**PROBLEM STATEMENT:** Count every line of the material that holds the string "screenshot". Respond with the total only.

**DATA SUPPLIED:**
****************************************

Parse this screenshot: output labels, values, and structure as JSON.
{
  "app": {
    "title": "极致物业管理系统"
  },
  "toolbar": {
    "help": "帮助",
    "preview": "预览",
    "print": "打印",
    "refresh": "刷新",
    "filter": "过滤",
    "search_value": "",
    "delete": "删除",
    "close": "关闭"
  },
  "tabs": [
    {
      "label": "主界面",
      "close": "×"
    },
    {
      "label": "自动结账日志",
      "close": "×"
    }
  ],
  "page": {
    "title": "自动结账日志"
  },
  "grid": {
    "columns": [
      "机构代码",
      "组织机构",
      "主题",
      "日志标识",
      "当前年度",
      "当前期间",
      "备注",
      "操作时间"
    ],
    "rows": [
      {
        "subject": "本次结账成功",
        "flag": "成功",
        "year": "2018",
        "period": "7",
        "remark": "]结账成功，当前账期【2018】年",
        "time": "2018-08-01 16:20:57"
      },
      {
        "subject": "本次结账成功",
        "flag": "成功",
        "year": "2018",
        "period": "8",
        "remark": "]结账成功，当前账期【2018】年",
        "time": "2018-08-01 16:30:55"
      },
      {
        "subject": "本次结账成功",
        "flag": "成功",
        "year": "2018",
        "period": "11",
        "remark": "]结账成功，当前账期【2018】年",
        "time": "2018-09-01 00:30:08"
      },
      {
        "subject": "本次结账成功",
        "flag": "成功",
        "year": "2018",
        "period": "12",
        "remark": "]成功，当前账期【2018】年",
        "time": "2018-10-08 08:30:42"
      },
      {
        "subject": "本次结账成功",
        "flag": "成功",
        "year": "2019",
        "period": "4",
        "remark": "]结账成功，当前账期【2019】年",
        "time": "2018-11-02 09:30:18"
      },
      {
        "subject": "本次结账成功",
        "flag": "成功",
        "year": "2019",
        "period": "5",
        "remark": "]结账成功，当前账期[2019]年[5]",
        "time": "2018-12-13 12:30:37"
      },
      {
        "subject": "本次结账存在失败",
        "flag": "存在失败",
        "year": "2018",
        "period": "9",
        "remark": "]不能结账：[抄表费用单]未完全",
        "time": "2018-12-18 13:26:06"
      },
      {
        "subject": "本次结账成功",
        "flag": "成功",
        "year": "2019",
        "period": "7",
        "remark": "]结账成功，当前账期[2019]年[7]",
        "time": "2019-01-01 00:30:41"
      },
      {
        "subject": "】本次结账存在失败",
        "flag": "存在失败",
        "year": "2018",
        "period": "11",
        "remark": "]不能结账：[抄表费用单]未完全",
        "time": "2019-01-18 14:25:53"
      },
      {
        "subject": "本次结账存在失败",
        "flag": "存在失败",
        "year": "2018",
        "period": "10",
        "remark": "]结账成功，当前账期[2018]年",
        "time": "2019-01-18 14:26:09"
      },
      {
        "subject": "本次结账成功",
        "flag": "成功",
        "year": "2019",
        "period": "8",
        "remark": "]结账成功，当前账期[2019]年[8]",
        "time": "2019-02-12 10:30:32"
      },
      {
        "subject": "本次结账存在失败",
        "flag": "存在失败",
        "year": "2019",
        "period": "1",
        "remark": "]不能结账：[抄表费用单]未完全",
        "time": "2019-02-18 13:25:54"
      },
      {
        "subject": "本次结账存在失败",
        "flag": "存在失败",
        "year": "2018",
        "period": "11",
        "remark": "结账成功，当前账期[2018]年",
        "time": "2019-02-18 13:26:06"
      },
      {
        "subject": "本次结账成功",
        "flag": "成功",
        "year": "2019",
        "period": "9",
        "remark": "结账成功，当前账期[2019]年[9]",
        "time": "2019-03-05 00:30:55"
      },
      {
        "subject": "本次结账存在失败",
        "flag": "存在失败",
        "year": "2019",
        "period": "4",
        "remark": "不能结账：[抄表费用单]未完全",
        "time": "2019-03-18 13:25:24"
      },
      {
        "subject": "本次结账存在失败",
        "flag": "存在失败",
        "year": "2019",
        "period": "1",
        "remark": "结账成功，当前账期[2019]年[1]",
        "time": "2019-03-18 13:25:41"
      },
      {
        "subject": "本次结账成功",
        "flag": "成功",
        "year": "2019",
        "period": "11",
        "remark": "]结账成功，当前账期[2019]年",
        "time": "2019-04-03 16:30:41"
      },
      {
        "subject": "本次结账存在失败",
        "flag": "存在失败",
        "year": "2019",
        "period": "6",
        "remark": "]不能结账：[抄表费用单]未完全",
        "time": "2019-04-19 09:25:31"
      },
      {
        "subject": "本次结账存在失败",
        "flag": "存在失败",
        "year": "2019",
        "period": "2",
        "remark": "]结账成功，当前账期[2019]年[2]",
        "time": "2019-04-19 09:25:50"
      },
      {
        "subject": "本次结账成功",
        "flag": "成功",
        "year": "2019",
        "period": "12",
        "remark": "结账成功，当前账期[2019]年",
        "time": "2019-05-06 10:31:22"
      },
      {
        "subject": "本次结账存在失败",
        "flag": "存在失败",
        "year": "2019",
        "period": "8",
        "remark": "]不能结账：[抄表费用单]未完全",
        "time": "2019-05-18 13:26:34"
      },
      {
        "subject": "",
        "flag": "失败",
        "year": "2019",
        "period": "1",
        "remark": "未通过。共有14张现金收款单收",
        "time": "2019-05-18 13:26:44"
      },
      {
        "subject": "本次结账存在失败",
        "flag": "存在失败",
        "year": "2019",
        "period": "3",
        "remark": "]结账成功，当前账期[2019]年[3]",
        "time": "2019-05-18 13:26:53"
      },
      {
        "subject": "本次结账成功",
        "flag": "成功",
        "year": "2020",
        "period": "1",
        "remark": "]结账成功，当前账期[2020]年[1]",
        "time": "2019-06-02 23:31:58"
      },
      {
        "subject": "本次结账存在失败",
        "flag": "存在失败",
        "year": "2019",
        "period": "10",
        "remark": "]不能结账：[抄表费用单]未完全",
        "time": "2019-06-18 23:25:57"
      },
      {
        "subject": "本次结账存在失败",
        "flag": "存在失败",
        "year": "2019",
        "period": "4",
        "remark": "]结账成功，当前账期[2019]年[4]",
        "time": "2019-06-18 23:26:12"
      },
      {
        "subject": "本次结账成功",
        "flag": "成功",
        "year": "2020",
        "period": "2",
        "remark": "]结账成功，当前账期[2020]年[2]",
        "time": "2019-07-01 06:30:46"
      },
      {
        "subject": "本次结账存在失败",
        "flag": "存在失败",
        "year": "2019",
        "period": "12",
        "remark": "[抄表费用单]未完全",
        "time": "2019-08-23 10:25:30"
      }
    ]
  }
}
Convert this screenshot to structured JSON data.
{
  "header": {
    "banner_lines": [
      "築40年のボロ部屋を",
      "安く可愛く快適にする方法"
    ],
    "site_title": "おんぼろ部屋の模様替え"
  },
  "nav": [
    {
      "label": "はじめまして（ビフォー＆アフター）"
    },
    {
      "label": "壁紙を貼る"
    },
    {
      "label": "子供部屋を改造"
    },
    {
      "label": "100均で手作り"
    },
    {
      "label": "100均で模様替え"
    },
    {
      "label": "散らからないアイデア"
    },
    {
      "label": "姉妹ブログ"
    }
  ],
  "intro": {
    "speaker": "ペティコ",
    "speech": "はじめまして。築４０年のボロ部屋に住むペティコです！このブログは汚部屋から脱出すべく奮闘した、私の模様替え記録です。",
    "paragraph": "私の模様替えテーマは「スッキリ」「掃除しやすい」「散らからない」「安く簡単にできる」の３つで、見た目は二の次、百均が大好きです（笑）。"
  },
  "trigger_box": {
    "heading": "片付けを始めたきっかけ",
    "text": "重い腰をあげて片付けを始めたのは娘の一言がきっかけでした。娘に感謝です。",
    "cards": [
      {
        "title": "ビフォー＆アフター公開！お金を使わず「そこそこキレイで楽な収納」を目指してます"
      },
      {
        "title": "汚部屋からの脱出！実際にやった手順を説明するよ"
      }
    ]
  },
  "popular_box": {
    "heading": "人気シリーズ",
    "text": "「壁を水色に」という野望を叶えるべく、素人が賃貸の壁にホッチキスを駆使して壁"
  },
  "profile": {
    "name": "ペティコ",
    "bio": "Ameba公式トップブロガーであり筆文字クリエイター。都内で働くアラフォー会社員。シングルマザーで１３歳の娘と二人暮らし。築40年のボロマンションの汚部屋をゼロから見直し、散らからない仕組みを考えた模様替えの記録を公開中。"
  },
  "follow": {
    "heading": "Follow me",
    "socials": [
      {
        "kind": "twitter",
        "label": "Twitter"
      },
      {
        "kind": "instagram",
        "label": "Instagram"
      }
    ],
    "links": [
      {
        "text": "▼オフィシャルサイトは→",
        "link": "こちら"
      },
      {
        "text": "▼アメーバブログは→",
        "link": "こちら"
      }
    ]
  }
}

****************************************

**SOLUTION:** 2